Source information section start

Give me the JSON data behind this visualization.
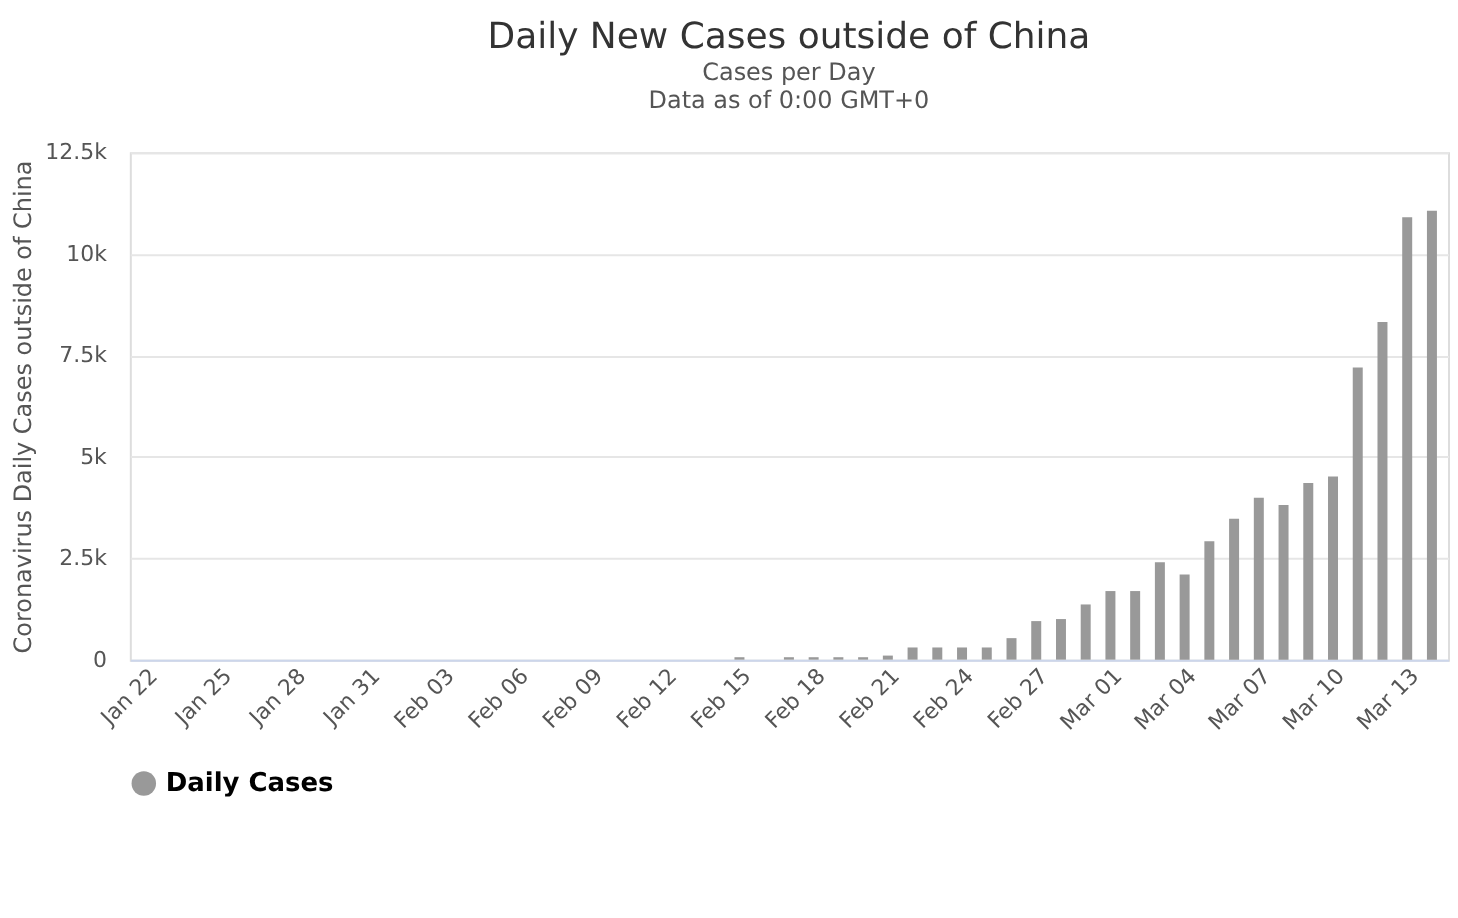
{
  "chart_data": {
    "type": "bar",
    "title": "Daily New Cases outside of China",
    "subtitle": "Cases per Day\nData as of 0:00 GMT+0",
    "ylabel": "Coronavirus Daily Cases outside of China",
    "categories": [
      "Jan 22",
      null,
      null,
      "Jan 25",
      null,
      null,
      "Jan 28",
      null,
      null,
      "Jan 31",
      null,
      null,
      "Feb 03",
      null,
      null,
      "Feb 06",
      null,
      null,
      "Feb 09",
      null,
      null,
      "Feb 12",
      null,
      null,
      "Feb 15",
      null,
      null,
      "Feb 18",
      null,
      null,
      "Feb 21",
      null,
      null,
      "Feb 24",
      null,
      null,
      "Feb 27",
      null,
      null,
      "Mar 01",
      null,
      null,
      "Mar 04",
      null,
      null,
      "Mar 07",
      null,
      null,
      "Mar 10",
      null,
      null,
      "Mar 13",
      null
    ],
    "series": [
      {
        "name": "Daily Cases",
        "color": "#999999",
        "values": [
          0,
          0,
          0,
          0,
          0,
          0,
          0,
          0,
          0,
          0,
          0,
          0,
          0,
          0,
          0,
          0,
          0,
          0,
          0,
          0,
          0,
          0,
          0,
          0,
          60,
          0,
          60,
          60,
          60,
          60,
          100,
          300,
          300,
          300,
          300,
          530,
          950,
          1000,
          1360,
          1690,
          1690,
          2400,
          2100,
          2920,
          3470,
          3990,
          3810,
          4350,
          4510,
          7200,
          8320,
          10900,
          11060
        ]
      }
    ],
    "ylim": [
      0,
      12500
    ],
    "yticks": [
      0,
      {
        "value": 2500,
        "label": "2.5k"
      },
      {
        "value": 5000,
        "label": "5k"
      },
      {
        "value": 7500,
        "label": "7.5k"
      },
      {
        "value": 10000,
        "label": "10k"
      },
      {
        "value": 12500,
        "label": "12.5k"
      }
    ],
    "grid": "y",
    "legend": "bottom"
  }
}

Source information section end

Show all lines from the records above where the word "Cases" occurs.

    "title": "Daily New Cases outside of China",
    "subtitle": "Cases per Day\nData as of 0:00 GMT+0",
    "ylabel": "Coronavirus Daily Cases outside of China",
        "name": "Daily Cases",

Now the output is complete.